**Task details**. Return each line of the data below verbatim; pictures are to be left out.

────────────────

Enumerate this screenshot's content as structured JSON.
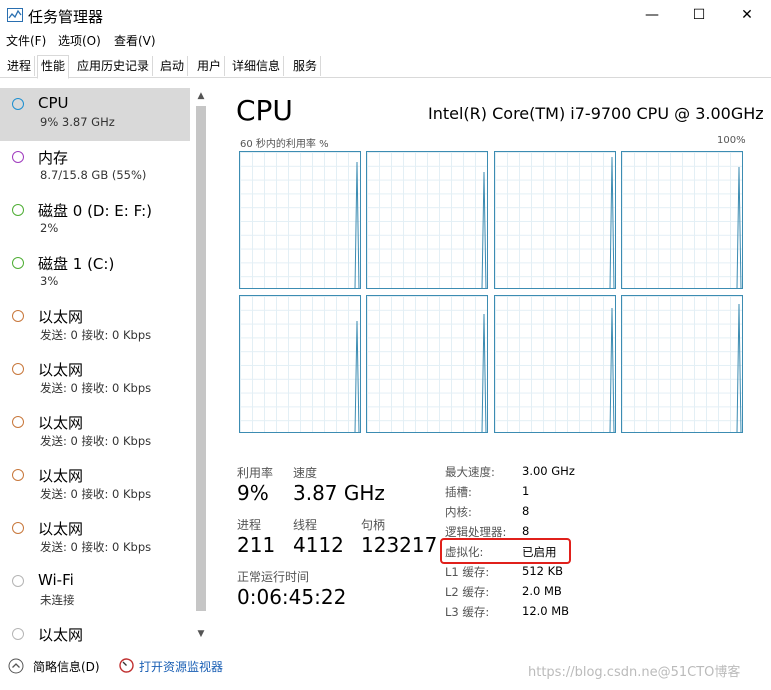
{
  "window": {
    "title": "任务管理器",
    "min_glyph": "—",
    "max_glyph": "☐",
    "close_glyph": "✕"
  },
  "menu": [
    "文件(F)",
    "选项(O)",
    "查看(V)"
  ],
  "tabs": [
    "进程",
    "性能",
    "应用历史记录",
    "启动",
    "用户",
    "详细信息",
    "服务"
  ],
  "active_tab": "性能",
  "sidebar": [
    {
      "name": "CPU",
      "sub": "9% 3.87 GHz",
      "color": "#1e8fd0",
      "selected": true
    },
    {
      "name": "内存",
      "sub": "8.7/15.8 GB (55%)",
      "color": "#a03cbe"
    },
    {
      "name": "磁盘 0 (D: E: F:)",
      "sub": "2%",
      "color": "#4fae35"
    },
    {
      "name": "磁盘 1 (C:)",
      "sub": "3%",
      "color": "#4fae35"
    },
    {
      "name": "以太网",
      "sub": "发送: 0 接收: 0 Kbps",
      "color": "#c8783c"
    },
    {
      "name": "以太网",
      "sub": "发送: 0 接收: 0 Kbps",
      "color": "#c8783c"
    },
    {
      "name": "以太网",
      "sub": "发送: 0 接收: 0 Kbps",
      "color": "#c8783c"
    },
    {
      "name": "以太网",
      "sub": "发送: 0 接收: 0 Kbps",
      "color": "#c8783c"
    },
    {
      "name": "以太网",
      "sub": "发送: 0 接收: 0 Kbps",
      "color": "#c8783c"
    },
    {
      "name": "Wi-Fi",
      "sub": "未连接",
      "color": "#b5b5b5"
    },
    {
      "name": "以太网",
      "sub": "",
      "color": "#b5b5b5"
    }
  ],
  "cpu": {
    "title": "CPU",
    "model": "Intel(R) Core(TM) i7-9700 CPU @ 3.00GHz",
    "graph_label": "60 秒内的利用率 %",
    "graph_max": "100%",
    "graph_color": "#3c8cb2"
  },
  "stats": {
    "util_label": "利用率",
    "util_value": "9%",
    "speed_label": "速度",
    "speed_value": "3.87 GHz",
    "proc_label": "进程",
    "proc_value": "211",
    "thread_label": "线程",
    "thread_value": "4112",
    "handle_label": "句柄",
    "handle_value": "123217",
    "uptime_label": "正常运行时间",
    "uptime_value": "0:06:45:22"
  },
  "specs": [
    {
      "label": "最大速度:",
      "value": "3.00 GHz"
    },
    {
      "label": "插槽:",
      "value": "1"
    },
    {
      "label": "内核:",
      "value": "8"
    },
    {
      "label": "逻辑处理器:",
      "value": "8"
    },
    {
      "label": "虚拟化:",
      "value": "已启用"
    },
    {
      "label": "L1 缓存:",
      "value": "512 KB"
    },
    {
      "label": "L2 缓存:",
      "value": "2.0 MB"
    },
    {
      "label": "L3 缓存:",
      "value": "12.0 MB"
    }
  ],
  "footer": {
    "summary": "简略信息(D)",
    "monitor": "打开资源监视器"
  },
  "watermark": "https://blog.csdn.ne@51CTO博客"
}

────────────────

**Answer to the exercise**.
Enumerate this screenshot's content as structured JSON.
{
  "window": {
    "title": "任务管理器",
    "min_glyph": "—",
    "max_glyph": "☐",
    "close_glyph": "✕"
  },
  "menu": [
    "文件(F)",
    "选项(O)",
    "查看(V)"
  ],
  "tabs": [
    "进程",
    "性能",
    "应用历史记录",
    "启动",
    "用户",
    "详细信息",
    "服务"
  ],
  "active_tab": "性能",
  "sidebar": [
    {
      "name": "CPU",
      "sub": "9% 3.87 GHz",
      "color": "#1e8fd0",
      "selected": true
    },
    {
      "name": "内存",
      "sub": "8.7/15.8 GB (55%)",
      "color": "#a03cbe"
    },
    {
      "name": "磁盘 0 (D: E: F:)",
      "sub": "2%",
      "color": "#4fae35"
    },
    {
      "name": "磁盘 1 (C:)",
      "sub": "3%",
      "color": "#4fae35"
    },
    {
      "name": "以太网",
      "sub": "发送: 0 接收: 0 Kbps",
      "color": "#c8783c"
    },
    {
      "name": "以太网",
      "sub": "发送: 0 接收: 0 Kbps",
      "color": "#c8783c"
    },
    {
      "name": "以太网",
      "sub": "发送: 0 接收: 0 Kbps",
      "color": "#c8783c"
    },
    {
      "name": "以太网",
      "sub": "发送: 0 接收: 0 Kbps",
      "color": "#c8783c"
    },
    {
      "name": "以太网",
      "sub": "发送: 0 接收: 0 Kbps",
      "color": "#c8783c"
    },
    {
      "name": "Wi-Fi",
      "sub": "未连接",
      "color": "#b5b5b5"
    },
    {
      "name": "以太网",
      "sub": "",
      "color": "#b5b5b5"
    }
  ],
  "cpu": {
    "title": "CPU",
    "model": "Intel(R) Core(TM) i7-9700 CPU @ 3.00GHz",
    "graph_label": "60 秒内的利用率 %",
    "graph_max": "100%",
    "graph_color": "#3c8cb2"
  },
  "stats": {
    "util_label": "利用率",
    "util_value": "9%",
    "speed_label": "速度",
    "speed_value": "3.87 GHz",
    "proc_label": "进程",
    "proc_value": "211",
    "thread_label": "线程",
    "thread_value": "4112",
    "handle_label": "句柄",
    "handle_value": "123217",
    "uptime_label": "正常运行时间",
    "uptime_value": "0:06:45:22"
  },
  "specs": [
    {
      "label": "最大速度:",
      "value": "3.00 GHz"
    },
    {
      "label": "插槽:",
      "value": "1"
    },
    {
      "label": "内核:",
      "value": "8"
    },
    {
      "label": "逻辑处理器:",
      "value": "8"
    },
    {
      "label": "虚拟化:",
      "value": "已启用"
    },
    {
      "label": "L1 缓存:",
      "value": "512 KB"
    },
    {
      "label": "L2 缓存:",
      "value": "2.0 MB"
    },
    {
      "label": "L3 缓存:",
      "value": "12.0 MB"
    }
  ],
  "footer": {
    "summary": "简略信息(D)",
    "monitor": "打开资源监视器"
  },
  "watermark": "https://blog.csdn.ne@51CTO博客"
}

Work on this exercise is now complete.